━━ RECORDED DATA ━━

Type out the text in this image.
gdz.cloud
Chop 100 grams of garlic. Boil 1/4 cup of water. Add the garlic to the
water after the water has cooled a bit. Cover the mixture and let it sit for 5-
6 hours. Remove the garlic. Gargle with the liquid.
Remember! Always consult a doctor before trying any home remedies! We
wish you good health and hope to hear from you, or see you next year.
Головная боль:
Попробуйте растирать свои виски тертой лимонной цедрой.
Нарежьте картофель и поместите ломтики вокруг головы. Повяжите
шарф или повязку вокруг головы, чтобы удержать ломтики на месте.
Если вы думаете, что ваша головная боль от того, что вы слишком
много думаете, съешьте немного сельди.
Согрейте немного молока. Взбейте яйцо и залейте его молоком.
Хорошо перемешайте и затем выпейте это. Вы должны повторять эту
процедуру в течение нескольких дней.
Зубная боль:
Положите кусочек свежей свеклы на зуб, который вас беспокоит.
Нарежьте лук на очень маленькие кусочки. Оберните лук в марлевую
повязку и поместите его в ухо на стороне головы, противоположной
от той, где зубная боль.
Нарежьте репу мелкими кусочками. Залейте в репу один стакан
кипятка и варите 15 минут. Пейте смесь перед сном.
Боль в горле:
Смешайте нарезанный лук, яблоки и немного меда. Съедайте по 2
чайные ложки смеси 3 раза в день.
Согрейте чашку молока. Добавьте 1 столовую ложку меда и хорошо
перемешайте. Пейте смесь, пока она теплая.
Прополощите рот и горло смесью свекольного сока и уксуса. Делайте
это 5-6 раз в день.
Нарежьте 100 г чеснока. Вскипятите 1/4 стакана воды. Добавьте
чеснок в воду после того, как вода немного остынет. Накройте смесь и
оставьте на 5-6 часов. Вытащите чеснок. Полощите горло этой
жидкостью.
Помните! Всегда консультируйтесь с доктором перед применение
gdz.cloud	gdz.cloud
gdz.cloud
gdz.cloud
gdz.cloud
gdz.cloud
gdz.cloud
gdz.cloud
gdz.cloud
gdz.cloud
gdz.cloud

━━━
━━ RECORDED DATA ━━

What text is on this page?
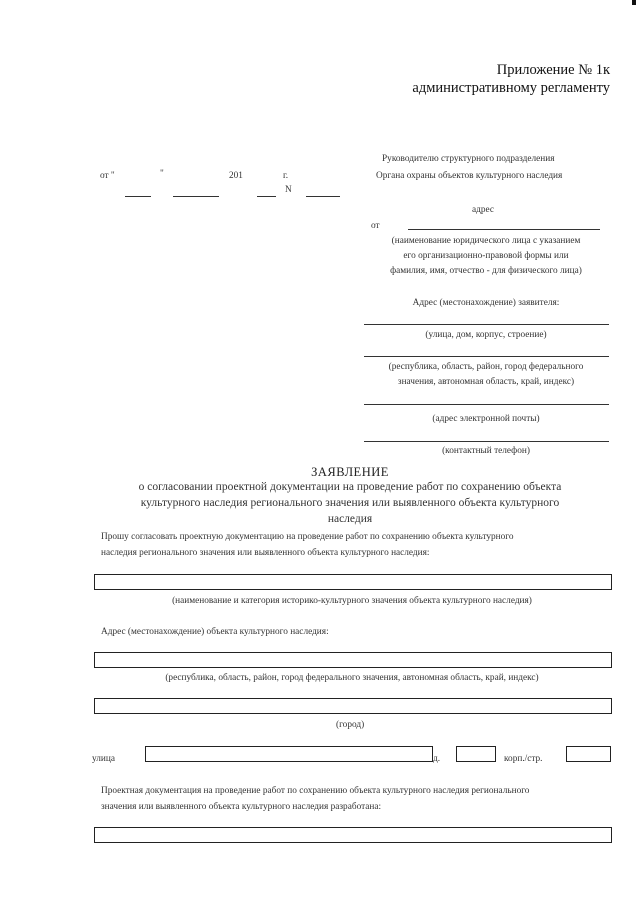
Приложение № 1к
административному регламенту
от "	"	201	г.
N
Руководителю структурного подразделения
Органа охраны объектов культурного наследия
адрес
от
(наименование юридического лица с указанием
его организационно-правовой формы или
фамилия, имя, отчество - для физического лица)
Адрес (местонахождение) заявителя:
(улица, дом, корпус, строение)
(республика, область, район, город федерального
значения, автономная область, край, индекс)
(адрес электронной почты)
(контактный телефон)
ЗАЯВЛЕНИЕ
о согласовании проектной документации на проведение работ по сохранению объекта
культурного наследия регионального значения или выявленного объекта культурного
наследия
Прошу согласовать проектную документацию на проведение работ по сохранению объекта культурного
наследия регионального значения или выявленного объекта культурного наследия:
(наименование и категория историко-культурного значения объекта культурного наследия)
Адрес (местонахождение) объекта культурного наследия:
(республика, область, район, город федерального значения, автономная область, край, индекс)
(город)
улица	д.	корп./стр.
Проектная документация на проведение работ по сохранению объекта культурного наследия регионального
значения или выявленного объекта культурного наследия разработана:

━━━
━━ RECORDED DATA ━━

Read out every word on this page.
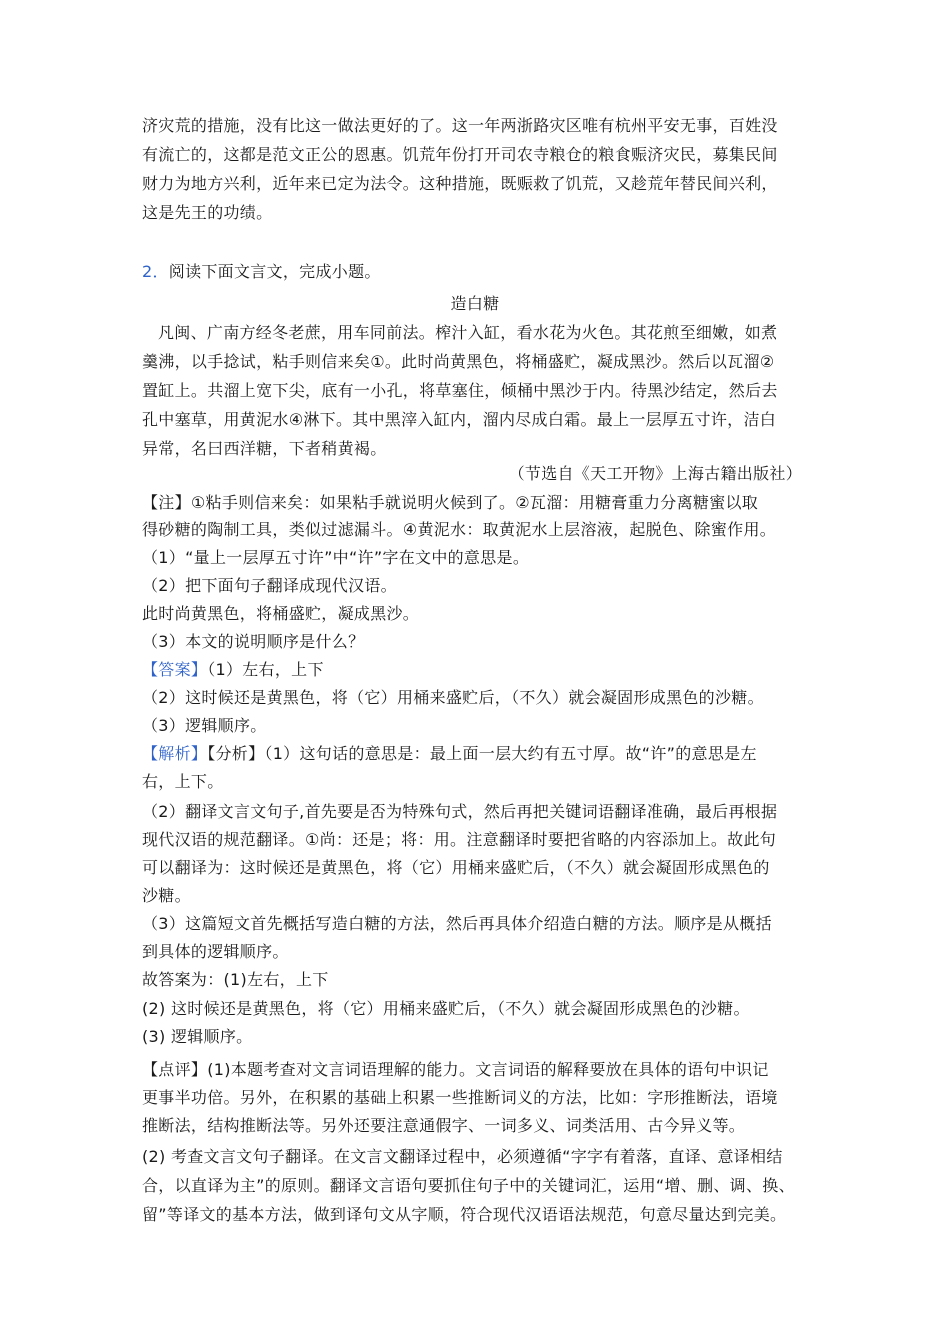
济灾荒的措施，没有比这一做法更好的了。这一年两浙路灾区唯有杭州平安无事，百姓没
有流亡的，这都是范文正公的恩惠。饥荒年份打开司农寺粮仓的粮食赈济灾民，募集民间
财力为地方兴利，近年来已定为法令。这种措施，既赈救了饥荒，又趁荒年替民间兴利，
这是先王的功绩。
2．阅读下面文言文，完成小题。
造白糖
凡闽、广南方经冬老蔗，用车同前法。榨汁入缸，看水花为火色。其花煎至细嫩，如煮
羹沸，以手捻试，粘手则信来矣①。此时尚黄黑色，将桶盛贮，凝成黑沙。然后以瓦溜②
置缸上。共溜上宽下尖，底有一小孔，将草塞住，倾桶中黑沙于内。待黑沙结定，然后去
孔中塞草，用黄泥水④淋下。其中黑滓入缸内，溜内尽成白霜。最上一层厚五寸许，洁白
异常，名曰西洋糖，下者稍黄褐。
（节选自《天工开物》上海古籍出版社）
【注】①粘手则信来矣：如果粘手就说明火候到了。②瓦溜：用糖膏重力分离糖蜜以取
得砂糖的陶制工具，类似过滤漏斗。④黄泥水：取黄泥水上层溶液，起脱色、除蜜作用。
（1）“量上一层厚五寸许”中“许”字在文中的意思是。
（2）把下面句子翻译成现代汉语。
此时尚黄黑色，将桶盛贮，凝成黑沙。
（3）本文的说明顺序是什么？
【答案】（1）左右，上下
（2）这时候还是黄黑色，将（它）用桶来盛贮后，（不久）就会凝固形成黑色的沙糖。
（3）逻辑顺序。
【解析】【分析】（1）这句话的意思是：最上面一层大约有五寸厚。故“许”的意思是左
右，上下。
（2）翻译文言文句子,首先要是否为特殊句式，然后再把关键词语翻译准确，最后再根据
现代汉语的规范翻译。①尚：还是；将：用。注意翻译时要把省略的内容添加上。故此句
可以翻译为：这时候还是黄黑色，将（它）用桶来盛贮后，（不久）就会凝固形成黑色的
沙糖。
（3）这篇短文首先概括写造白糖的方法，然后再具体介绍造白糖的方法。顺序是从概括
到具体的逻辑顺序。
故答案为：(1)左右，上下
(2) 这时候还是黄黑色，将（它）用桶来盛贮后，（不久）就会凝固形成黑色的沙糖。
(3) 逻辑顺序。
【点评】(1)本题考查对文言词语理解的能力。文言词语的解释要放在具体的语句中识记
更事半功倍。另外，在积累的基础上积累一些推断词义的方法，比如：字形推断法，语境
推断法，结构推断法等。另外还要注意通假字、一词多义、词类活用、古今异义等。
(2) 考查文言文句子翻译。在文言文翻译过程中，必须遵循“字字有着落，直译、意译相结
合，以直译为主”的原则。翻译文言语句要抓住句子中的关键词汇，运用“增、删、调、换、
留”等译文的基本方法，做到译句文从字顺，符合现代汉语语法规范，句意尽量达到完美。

━━━

*THE PROBLEM*. Pull every line containing the word "повязку" out of the entries above.

*TASK OUTPUT*.
шарф или повязку вокруг головы, чтобы удержать ломтики на месте.
повязку и поместите его в ухо на стороне головы, противоположной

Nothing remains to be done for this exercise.